* _Exercise details_
Lines holding the string "JSON" are the ones to copy from this listing.

* _Supplied data_
┌──
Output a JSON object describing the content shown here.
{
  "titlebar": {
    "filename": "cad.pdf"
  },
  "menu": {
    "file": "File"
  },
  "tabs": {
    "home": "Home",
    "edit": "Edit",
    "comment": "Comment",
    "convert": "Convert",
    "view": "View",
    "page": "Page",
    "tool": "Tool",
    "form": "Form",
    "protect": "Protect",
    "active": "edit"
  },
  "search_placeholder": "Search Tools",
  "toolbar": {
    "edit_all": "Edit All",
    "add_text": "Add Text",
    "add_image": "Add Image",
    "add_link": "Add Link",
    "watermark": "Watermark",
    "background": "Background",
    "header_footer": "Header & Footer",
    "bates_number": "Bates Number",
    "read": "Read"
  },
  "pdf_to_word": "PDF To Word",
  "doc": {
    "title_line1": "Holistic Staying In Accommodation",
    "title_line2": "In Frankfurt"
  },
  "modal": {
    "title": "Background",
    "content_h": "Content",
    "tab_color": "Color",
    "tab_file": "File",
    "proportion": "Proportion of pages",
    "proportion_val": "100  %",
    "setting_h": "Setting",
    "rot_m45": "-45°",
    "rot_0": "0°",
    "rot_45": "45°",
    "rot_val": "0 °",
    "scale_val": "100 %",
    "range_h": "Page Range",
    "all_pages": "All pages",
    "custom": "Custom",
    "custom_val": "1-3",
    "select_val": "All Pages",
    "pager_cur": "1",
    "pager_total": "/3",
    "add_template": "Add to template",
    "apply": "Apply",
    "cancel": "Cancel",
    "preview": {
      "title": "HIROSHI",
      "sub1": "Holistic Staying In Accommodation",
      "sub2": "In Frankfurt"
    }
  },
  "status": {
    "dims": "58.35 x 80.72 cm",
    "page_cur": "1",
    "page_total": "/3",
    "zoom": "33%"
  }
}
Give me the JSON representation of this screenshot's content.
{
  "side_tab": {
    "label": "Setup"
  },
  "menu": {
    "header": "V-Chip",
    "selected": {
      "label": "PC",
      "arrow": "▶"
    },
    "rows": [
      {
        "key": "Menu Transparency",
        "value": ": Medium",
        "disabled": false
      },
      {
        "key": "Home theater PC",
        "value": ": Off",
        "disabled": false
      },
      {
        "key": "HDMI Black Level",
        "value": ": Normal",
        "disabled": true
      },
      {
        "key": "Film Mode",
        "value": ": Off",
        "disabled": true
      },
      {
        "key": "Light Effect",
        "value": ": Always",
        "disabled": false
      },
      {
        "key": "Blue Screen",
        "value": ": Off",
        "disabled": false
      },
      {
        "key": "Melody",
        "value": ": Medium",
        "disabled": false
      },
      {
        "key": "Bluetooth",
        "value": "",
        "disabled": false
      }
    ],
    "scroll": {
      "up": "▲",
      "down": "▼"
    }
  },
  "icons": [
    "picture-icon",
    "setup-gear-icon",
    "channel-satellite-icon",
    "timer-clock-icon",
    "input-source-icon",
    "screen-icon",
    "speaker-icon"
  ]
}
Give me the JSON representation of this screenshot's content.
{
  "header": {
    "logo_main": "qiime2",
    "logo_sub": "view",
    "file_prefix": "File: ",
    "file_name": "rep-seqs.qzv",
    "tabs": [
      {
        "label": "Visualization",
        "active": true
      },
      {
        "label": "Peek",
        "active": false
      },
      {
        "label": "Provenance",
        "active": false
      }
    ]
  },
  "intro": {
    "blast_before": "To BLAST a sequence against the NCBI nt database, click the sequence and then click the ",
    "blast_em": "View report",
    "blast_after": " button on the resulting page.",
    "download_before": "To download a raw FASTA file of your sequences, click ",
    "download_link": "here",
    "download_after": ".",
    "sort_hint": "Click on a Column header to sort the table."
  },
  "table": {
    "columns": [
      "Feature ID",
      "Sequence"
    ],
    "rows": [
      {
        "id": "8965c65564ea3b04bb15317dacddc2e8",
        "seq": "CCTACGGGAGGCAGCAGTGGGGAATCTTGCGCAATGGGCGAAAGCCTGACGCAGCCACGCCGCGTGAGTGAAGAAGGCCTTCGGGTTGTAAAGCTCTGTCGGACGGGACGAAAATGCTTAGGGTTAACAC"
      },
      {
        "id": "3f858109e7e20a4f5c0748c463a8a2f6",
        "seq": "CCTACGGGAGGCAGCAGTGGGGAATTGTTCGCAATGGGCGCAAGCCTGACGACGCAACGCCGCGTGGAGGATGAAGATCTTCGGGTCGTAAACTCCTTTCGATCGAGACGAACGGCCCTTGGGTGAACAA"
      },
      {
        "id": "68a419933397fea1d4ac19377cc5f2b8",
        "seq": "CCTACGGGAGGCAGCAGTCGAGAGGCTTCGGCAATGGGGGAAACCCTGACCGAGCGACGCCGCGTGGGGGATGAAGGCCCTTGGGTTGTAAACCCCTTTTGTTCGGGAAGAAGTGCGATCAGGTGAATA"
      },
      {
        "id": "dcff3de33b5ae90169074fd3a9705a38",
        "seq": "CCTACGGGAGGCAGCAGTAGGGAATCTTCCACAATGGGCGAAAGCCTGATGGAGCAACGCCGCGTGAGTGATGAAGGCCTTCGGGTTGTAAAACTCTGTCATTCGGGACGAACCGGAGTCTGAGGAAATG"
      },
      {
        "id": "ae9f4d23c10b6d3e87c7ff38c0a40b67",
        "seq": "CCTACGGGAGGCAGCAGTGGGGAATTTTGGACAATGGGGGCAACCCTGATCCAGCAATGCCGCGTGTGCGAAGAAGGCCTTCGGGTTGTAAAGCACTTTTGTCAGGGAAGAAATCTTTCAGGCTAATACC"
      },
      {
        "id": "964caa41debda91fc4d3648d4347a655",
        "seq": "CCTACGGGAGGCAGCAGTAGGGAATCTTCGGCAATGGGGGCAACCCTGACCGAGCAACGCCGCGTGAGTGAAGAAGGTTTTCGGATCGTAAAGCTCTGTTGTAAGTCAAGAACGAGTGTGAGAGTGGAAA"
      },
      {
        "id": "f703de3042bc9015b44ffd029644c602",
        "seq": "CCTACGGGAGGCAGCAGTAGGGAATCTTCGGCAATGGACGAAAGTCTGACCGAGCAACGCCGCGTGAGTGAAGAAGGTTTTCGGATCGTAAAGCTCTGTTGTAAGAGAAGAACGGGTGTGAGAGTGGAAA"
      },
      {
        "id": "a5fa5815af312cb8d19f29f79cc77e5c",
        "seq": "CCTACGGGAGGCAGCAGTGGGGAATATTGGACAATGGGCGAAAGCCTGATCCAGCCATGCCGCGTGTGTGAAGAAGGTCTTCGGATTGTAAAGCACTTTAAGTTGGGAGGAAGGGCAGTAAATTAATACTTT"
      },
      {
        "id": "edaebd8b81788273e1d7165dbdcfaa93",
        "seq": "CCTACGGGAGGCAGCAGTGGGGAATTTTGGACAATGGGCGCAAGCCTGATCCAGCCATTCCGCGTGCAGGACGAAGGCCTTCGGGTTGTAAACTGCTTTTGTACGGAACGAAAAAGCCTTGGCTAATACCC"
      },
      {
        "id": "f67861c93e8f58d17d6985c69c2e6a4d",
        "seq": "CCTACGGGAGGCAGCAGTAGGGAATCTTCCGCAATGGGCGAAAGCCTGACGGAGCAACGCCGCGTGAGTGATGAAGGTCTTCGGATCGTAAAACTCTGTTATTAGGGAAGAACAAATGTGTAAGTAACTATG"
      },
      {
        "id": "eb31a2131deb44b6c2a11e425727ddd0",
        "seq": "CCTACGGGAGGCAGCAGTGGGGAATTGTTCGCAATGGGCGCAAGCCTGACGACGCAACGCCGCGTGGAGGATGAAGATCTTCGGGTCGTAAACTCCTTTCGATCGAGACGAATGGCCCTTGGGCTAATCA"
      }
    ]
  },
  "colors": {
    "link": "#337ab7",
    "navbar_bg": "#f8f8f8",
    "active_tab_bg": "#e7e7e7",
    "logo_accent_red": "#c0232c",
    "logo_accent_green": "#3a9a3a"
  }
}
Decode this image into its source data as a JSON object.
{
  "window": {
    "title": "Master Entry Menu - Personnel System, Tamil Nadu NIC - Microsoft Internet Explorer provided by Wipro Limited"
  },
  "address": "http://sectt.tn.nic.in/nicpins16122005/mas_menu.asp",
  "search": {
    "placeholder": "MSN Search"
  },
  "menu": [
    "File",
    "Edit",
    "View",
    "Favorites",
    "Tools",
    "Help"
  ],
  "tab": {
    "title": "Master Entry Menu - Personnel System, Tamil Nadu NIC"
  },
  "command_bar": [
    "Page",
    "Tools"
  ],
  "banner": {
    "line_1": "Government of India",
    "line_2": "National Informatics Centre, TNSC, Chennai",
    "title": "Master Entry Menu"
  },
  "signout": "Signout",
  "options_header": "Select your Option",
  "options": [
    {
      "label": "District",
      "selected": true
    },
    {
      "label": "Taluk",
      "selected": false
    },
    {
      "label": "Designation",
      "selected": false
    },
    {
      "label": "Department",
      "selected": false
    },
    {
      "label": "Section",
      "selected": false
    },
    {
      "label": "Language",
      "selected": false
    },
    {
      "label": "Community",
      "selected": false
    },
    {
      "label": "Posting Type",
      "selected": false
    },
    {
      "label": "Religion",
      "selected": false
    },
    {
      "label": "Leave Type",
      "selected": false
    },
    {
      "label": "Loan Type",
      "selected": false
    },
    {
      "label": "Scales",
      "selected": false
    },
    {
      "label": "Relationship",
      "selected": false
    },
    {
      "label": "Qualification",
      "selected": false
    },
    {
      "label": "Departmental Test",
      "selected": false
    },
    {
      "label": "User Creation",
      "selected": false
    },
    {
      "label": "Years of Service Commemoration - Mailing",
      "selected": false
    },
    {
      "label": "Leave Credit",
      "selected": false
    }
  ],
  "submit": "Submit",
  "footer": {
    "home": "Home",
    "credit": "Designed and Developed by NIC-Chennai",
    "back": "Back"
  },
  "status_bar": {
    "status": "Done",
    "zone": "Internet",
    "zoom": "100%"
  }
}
└──
* _Right answer_
Output a JSON object describing the content shown here.
Give me the JSON representation of this screenshot's content.
Give me the JSON representation of this screenshot's content.
Decode this image into its source data as a JSON object.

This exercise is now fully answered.